PROMPT:
Go through each line of the records below and count those with the word "управления". Give only the count.

── ENTRIES

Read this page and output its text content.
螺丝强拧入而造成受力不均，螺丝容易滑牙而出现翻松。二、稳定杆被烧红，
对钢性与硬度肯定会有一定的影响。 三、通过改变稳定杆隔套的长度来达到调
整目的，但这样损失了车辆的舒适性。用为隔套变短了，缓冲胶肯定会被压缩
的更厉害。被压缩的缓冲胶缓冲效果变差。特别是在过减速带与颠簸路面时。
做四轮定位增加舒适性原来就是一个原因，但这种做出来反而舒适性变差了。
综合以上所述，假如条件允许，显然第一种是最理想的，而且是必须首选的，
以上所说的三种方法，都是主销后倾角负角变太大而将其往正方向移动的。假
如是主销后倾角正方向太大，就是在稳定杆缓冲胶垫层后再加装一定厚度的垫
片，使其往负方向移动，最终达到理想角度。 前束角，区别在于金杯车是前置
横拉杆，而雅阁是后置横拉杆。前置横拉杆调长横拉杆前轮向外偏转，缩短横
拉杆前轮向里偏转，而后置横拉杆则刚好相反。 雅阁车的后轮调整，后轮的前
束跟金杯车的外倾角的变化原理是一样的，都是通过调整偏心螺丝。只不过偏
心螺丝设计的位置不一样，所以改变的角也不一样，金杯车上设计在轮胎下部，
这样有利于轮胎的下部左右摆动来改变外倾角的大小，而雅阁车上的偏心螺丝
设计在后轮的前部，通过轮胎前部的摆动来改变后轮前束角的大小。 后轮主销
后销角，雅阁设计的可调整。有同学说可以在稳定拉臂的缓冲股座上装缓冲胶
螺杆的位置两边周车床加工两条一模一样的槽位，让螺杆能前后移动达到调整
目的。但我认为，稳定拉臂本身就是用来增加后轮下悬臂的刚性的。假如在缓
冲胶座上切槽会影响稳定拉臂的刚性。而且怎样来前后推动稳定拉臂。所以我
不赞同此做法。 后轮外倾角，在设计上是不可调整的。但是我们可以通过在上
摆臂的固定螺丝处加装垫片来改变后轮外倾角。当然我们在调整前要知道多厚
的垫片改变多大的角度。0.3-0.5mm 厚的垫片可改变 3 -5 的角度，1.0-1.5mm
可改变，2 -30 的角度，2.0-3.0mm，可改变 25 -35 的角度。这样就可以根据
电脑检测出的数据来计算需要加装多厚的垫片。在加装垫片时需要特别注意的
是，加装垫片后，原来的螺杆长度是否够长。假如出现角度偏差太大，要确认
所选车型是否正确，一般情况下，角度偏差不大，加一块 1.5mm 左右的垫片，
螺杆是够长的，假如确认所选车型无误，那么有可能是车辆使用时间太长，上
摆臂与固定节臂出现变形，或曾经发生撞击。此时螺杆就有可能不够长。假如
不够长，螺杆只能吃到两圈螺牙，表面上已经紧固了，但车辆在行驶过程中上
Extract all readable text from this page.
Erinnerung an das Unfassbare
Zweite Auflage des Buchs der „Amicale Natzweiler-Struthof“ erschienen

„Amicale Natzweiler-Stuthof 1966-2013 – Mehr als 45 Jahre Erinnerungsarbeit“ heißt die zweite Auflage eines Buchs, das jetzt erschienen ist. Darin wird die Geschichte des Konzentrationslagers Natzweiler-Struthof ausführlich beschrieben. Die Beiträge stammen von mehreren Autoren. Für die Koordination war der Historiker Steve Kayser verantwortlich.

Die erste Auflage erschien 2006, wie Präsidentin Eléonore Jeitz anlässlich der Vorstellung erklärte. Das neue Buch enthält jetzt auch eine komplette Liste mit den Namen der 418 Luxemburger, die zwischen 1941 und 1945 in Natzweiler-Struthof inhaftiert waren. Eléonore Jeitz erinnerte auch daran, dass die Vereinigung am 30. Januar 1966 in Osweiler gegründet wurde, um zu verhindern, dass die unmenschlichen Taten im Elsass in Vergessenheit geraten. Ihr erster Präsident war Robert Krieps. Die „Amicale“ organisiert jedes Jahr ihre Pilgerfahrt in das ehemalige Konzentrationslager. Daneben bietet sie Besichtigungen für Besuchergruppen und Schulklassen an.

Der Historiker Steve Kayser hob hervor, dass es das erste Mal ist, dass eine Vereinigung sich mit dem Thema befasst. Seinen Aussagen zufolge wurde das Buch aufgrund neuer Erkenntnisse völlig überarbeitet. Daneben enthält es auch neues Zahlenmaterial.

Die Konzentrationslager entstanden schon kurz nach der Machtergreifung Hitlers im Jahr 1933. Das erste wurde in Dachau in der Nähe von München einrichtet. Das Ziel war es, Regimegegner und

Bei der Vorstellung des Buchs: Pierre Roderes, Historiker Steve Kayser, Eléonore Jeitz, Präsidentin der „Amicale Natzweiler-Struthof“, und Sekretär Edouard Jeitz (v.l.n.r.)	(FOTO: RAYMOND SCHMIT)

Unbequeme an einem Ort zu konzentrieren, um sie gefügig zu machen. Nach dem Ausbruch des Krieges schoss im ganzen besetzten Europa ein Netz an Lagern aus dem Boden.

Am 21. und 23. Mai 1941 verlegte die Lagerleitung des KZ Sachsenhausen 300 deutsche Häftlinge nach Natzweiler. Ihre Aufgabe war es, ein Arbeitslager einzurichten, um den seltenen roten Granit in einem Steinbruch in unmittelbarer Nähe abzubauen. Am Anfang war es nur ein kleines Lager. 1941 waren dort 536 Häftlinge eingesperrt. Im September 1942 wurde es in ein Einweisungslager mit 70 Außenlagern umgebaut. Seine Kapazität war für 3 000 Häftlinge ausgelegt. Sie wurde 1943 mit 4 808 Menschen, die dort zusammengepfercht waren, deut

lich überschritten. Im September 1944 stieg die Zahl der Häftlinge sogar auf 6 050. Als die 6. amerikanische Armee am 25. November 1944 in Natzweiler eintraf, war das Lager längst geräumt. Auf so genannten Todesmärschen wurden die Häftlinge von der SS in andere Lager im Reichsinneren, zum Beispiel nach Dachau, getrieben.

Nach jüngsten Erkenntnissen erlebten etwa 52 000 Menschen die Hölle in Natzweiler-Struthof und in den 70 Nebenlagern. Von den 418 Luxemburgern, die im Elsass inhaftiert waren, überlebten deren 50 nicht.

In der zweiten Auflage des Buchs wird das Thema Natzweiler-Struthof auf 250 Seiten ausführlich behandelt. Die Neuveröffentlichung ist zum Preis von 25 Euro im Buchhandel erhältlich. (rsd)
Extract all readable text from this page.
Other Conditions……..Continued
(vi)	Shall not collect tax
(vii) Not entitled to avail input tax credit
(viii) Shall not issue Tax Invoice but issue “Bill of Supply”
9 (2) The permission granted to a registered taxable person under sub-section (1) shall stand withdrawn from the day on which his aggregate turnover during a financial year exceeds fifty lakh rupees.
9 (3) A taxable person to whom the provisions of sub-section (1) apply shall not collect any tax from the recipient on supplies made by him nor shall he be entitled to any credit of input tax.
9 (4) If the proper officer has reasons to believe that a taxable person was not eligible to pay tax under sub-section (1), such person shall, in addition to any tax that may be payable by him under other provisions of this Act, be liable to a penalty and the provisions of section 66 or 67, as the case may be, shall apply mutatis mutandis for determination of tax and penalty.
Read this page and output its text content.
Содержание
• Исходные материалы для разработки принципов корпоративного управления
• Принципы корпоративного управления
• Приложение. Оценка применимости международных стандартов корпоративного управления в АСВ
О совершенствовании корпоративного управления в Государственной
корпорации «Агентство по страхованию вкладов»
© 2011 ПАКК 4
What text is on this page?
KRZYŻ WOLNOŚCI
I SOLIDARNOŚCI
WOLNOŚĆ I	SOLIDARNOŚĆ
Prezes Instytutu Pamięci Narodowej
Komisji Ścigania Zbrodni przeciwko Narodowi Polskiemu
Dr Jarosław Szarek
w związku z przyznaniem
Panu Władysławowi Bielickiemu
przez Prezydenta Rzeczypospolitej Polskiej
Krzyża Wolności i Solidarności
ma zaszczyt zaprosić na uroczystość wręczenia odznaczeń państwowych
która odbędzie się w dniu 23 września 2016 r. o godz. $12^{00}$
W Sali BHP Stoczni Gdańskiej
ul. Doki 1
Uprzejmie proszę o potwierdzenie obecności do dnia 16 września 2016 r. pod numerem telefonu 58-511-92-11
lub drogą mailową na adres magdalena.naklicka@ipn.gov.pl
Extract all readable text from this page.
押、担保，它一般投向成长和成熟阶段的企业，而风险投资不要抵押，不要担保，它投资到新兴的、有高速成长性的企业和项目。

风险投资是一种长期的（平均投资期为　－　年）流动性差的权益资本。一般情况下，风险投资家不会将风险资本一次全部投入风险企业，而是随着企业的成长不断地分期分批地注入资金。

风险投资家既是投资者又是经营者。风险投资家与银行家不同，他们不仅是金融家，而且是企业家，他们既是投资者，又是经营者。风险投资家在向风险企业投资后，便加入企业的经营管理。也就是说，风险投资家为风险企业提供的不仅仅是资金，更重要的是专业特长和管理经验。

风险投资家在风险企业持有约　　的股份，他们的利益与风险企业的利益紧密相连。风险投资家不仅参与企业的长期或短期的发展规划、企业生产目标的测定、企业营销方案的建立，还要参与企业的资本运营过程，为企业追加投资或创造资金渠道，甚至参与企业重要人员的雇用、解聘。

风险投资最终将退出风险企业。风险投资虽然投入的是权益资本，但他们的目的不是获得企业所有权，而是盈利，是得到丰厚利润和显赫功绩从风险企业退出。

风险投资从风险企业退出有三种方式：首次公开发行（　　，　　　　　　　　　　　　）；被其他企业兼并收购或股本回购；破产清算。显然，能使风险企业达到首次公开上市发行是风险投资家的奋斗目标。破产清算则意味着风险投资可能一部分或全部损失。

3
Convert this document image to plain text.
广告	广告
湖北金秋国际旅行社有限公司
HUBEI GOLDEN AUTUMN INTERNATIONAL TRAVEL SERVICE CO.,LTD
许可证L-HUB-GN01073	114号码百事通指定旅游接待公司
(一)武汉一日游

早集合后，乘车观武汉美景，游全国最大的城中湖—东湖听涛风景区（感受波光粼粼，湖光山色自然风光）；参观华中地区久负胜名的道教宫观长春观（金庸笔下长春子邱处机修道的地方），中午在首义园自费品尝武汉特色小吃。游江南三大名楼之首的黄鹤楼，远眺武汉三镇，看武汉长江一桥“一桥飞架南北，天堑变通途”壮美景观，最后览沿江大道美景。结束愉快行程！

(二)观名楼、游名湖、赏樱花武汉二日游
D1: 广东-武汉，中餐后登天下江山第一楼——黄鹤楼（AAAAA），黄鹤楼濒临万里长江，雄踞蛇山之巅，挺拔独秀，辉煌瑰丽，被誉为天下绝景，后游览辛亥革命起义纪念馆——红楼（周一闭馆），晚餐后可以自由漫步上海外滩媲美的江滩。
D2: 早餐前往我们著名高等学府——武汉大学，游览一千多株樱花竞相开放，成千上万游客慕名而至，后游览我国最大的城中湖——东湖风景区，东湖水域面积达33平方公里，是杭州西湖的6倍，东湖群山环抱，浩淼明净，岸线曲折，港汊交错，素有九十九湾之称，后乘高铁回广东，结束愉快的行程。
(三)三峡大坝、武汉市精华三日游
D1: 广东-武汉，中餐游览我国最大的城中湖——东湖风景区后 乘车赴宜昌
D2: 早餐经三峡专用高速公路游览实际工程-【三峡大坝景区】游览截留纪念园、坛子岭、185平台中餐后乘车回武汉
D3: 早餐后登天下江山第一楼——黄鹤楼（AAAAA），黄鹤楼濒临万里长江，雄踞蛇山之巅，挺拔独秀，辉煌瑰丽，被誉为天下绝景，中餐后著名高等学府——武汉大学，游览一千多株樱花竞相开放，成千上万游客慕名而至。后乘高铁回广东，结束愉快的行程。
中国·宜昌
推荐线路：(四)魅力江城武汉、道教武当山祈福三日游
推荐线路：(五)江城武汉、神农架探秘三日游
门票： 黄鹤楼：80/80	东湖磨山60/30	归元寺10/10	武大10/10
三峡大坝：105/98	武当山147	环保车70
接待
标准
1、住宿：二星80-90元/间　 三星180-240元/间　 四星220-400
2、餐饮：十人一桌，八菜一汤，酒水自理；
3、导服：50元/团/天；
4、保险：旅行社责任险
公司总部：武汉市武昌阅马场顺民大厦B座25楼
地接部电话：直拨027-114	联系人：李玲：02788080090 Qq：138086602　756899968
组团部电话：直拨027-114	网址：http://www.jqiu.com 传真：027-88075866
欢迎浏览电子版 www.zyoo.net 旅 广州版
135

────

CORRECT OUTPUT:
4